(Data items):
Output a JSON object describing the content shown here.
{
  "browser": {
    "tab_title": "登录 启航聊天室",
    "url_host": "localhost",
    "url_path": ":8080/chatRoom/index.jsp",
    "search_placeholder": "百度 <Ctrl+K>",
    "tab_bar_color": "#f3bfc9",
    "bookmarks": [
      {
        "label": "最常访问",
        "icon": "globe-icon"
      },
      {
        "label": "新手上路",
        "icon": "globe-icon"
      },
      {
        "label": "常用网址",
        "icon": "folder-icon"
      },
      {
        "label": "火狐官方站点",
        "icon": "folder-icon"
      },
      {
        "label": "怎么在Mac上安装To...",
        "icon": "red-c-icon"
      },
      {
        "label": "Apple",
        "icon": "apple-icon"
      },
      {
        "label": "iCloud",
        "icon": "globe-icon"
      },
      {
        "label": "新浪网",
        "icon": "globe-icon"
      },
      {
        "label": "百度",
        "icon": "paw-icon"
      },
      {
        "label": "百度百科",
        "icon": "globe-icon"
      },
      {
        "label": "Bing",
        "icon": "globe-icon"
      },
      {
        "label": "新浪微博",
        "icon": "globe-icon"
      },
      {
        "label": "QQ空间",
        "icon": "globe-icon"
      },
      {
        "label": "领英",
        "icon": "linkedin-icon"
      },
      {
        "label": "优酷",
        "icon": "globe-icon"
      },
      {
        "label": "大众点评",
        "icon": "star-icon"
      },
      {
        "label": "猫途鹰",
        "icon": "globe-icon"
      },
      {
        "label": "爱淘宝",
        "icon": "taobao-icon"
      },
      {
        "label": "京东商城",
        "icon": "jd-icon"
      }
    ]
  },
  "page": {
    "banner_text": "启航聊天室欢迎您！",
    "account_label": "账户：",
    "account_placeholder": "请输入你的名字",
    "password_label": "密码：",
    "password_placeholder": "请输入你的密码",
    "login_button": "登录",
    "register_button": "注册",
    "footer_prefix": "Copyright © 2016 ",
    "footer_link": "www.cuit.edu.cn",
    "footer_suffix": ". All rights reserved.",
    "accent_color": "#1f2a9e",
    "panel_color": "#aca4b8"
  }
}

(PROBLEM DETAILS): Copy out all of the lines above exactly.

(ANSWER IN FULL):
Output a JSON object describing the content shown here.
{
  "browser": {
    "tab_title": "登录 启航聊天室",
    "url_host": "localhost",
    "url_path": ":8080/chatRoom/index.jsp",
    "search_placeholder": "百度 <Ctrl+K>",
    "tab_bar_color": "#f3bfc9",
    "bookmarks": [
      {
        "label": "最常访问",
        "icon": "globe-icon"
      },
      {
        "label": "新手上路",
        "icon": "globe-icon"
      },
      {
        "label": "常用网址",
        "icon": "folder-icon"
      },
      {
        "label": "火狐官方站点",
        "icon": "folder-icon"
      },
      {
        "label": "怎么在Mac上安装To...",
        "icon": "red-c-icon"
      },
      {
        "label": "Apple",
        "icon": "apple-icon"
      },
      {
        "label": "iCloud",
        "icon": "globe-icon"
      },
      {
        "label": "新浪网",
        "icon": "globe-icon"
      },
      {
        "label": "百度",
        "icon": "paw-icon"
      },
      {
        "label": "百度百科",
        "icon": "globe-icon"
      },
      {
        "label": "Bing",
        "icon": "globe-icon"
      },
      {
        "label": "新浪微博",
        "icon": "globe-icon"
      },
      {
        "label": "QQ空间",
        "icon": "globe-icon"
      },
      {
        "label": "领英",
        "icon": "linkedin-icon"
      },
      {
        "label": "优酷",
        "icon": "globe-icon"
      },
      {
        "label": "大众点评",
        "icon": "star-icon"
      },
      {
        "label": "猫途鹰",
        "icon": "globe-icon"
      },
      {
        "label": "爱淘宝",
        "icon": "taobao-icon"
      },
      {
        "label": "京东商城",
        "icon": "jd-icon"
      }
    ]
  },
  "page": {
    "banner_text": "启航聊天室欢迎您！",
    "account_label": "账户：",
    "account_placeholder": "请输入你的名字",
    "password_label": "密码：",
    "password_placeholder": "请输入你的密码",
    "login_button": "登录",
    "register_button": "注册",
    "footer_prefix": "Copyright © 2016 ",
    "footer_link": "www.cuit.edu.cn",
    "footer_suffix": ". All rights reserved.",
    "accent_color": "#1f2a9e",
    "panel_color": "#aca4b8"
  }
}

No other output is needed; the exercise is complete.